- **THE REQUEST**: Return every record below exactly as written, omitting any pictures.

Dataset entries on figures
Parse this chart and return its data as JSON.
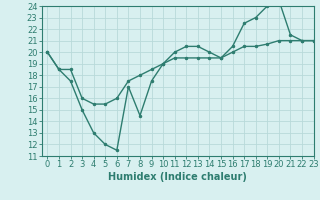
{
  "line1_x": [
    0,
    1,
    2,
    3,
    4,
    5,
    6,
    7,
    8,
    9,
    10,
    11,
    12,
    13,
    14,
    15,
    16,
    17,
    18,
    19,
    20,
    21,
    22,
    23
  ],
  "line1_y": [
    20.0,
    18.5,
    17.5,
    15.0,
    13.0,
    12.0,
    11.5,
    17.0,
    14.5,
    17.5,
    19.0,
    20.0,
    20.5,
    20.5,
    20.0,
    19.5,
    20.5,
    22.5,
    23.0,
    24.0,
    24.5,
    21.5,
    21.0,
    21.0
  ],
  "line2_x": [
    0,
    1,
    2,
    3,
    4,
    5,
    6,
    7,
    8,
    9,
    10,
    11,
    12,
    13,
    14,
    15,
    16,
    17,
    18,
    19,
    20,
    21,
    22,
    23
  ],
  "line2_y": [
    20.0,
    18.5,
    18.5,
    16.0,
    15.5,
    15.5,
    16.0,
    17.5,
    18.0,
    18.5,
    19.0,
    19.5,
    19.5,
    19.5,
    19.5,
    19.5,
    20.0,
    20.5,
    20.5,
    20.7,
    21.0,
    21.0,
    21.0,
    21.0
  ],
  "color": "#2e7d70",
  "bg_color": "#d8f0f0",
  "grid_color": "#b8dada",
  "xlabel": "Humidex (Indice chaleur)",
  "ylim": [
    11,
    24
  ],
  "xlim": [
    -0.5,
    23
  ],
  "yticks": [
    11,
    12,
    13,
    14,
    15,
    16,
    17,
    18,
    19,
    20,
    21,
    22,
    23,
    24
  ],
  "xticks": [
    0,
    1,
    2,
    3,
    4,
    5,
    6,
    7,
    8,
    9,
    10,
    11,
    12,
    13,
    14,
    15,
    16,
    17,
    18,
    19,
    20,
    21,
    22,
    23
  ],
  "xtick_labels": [
    "0",
    "1",
    "2",
    "3",
    "4",
    "5",
    "6",
    "7",
    "8",
    "9",
    "10",
    "11",
    "12",
    "13",
    "14",
    "15",
    "16",
    "17",
    "18",
    "19",
    "20",
    "21",
    "22",
    "23"
  ],
  "ytick_labels": [
    "11",
    "12",
    "13",
    "14",
    "15",
    "16",
    "17",
    "18",
    "19",
    "20",
    "21",
    "22",
    "23",
    "24"
  ],
  "markersize": 3,
  "linewidth": 1.0,
  "xlabel_fontsize": 7,
  "tick_fontsize": 6
}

- **FINAL RESULT**:
Parse this chart and return its data as JSON.
{
  "line1_x": [
    0,
    1,
    2,
    3,
    4,
    5,
    6,
    7,
    8,
    9,
    10,
    11,
    12,
    13,
    14,
    15,
    16,
    17,
    18,
    19,
    20,
    21,
    22,
    23
  ],
  "line1_y": [
    20.0,
    18.5,
    17.5,
    15.0,
    13.0,
    12.0,
    11.5,
    17.0,
    14.5,
    17.5,
    19.0,
    20.0,
    20.5,
    20.5,
    20.0,
    19.5,
    20.5,
    22.5,
    23.0,
    24.0,
    24.5,
    21.5,
    21.0,
    21.0
  ],
  "line2_x": [
    0,
    1,
    2,
    3,
    4,
    5,
    6,
    7,
    8,
    9,
    10,
    11,
    12,
    13,
    14,
    15,
    16,
    17,
    18,
    19,
    20,
    21,
    22,
    23
  ],
  "line2_y": [
    20.0,
    18.5,
    18.5,
    16.0,
    15.5,
    15.5,
    16.0,
    17.5,
    18.0,
    18.5,
    19.0,
    19.5,
    19.5,
    19.5,
    19.5,
    19.5,
    20.0,
    20.5,
    20.5,
    20.7,
    21.0,
    21.0,
    21.0,
    21.0
  ],
  "color": "#2e7d70",
  "bg_color": "#d8f0f0",
  "grid_color": "#b8dada",
  "xlabel": "Humidex (Indice chaleur)",
  "ylim": [
    11,
    24
  ],
  "xlim": [
    -0.5,
    23
  ],
  "yticks": [
    11,
    12,
    13,
    14,
    15,
    16,
    17,
    18,
    19,
    20,
    21,
    22,
    23,
    24
  ],
  "xticks": [
    0,
    1,
    2,
    3,
    4,
    5,
    6,
    7,
    8,
    9,
    10,
    11,
    12,
    13,
    14,
    15,
    16,
    17,
    18,
    19,
    20,
    21,
    22,
    23
  ],
  "xtick_labels": [
    "0",
    "1",
    "2",
    "3",
    "4",
    "5",
    "6",
    "7",
    "8",
    "9",
    "10",
    "11",
    "12",
    "13",
    "14",
    "15",
    "16",
    "17",
    "18",
    "19",
    "20",
    "21",
    "22",
    "23"
  ],
  "ytick_labels": [
    "11",
    "12",
    "13",
    "14",
    "15",
    "16",
    "17",
    "18",
    "19",
    "20",
    "21",
    "22",
    "23",
    "24"
  ],
  "markersize": 3,
  "linewidth": 1.0,
  "xlabel_fontsize": 7,
  "tick_fontsize": 6
}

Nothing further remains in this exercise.